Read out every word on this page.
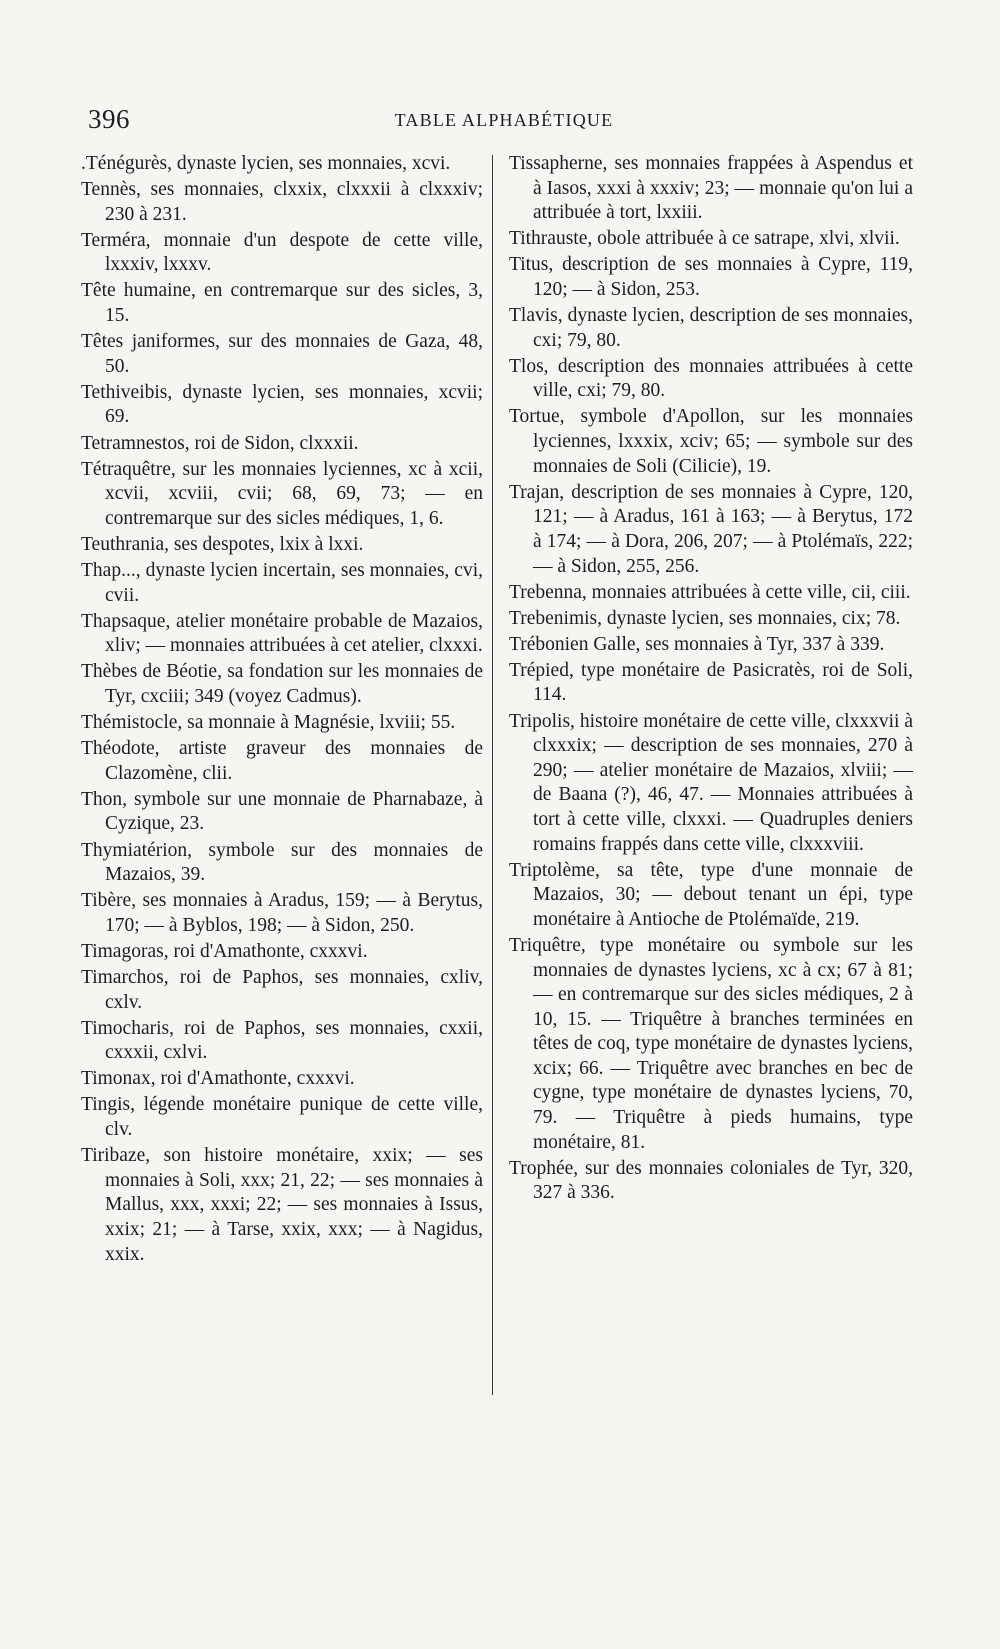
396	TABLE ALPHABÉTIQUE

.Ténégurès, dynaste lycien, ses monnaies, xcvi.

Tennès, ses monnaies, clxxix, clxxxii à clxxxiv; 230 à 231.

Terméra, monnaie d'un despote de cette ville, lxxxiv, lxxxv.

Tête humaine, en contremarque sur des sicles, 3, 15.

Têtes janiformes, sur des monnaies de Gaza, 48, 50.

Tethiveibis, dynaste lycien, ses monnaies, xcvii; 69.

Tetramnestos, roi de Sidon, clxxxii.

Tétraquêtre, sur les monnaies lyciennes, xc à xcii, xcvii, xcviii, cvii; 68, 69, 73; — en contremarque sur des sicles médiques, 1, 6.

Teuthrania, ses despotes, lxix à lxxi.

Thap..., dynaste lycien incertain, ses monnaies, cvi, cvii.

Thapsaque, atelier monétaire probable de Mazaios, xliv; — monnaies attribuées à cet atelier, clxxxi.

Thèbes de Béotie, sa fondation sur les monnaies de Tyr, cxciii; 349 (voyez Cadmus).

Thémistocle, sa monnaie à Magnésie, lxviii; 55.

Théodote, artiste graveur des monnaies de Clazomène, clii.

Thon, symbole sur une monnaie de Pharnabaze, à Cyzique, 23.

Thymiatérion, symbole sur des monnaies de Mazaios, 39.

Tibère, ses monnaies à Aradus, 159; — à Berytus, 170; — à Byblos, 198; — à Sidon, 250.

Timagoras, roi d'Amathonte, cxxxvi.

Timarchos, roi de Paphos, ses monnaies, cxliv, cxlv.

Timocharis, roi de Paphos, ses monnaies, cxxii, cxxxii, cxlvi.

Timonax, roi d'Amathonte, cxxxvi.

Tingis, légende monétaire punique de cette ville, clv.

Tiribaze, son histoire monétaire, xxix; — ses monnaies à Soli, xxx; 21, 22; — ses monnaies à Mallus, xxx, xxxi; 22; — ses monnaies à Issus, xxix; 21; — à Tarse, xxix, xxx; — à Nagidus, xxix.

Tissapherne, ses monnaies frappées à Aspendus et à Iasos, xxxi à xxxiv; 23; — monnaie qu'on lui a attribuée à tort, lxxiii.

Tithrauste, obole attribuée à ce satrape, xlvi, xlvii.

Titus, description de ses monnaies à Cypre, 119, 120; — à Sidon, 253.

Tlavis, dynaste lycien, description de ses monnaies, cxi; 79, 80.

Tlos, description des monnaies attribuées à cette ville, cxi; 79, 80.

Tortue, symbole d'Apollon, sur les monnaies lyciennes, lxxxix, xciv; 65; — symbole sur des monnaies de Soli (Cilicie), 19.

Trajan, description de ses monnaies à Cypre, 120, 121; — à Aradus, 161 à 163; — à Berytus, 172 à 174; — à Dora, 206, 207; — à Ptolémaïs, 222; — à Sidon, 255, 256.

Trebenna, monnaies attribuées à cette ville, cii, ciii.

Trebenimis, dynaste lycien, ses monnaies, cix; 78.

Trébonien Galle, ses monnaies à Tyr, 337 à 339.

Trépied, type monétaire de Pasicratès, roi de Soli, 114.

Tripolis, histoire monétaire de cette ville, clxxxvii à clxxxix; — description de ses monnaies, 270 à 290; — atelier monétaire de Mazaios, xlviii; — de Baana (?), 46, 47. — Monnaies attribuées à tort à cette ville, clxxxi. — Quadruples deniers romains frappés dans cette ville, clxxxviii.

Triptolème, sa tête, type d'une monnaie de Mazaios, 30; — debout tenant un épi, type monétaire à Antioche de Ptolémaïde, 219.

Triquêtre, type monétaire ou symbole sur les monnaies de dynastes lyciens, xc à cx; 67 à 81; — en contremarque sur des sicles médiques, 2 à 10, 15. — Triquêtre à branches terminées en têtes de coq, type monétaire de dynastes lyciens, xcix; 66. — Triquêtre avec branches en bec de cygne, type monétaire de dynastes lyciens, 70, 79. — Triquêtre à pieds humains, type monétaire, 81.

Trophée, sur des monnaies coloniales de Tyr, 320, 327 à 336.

▶ _WHAT THIS TASK INVOLVES_: Scan the records above for the string "Amathonte", then select every line that holds it.

▶ _WRITTEN ANSWER_:
Timagoras, roi d'Amathonte, cxxxvi.
Timonax, roi d'Amathonte, cxxxvi.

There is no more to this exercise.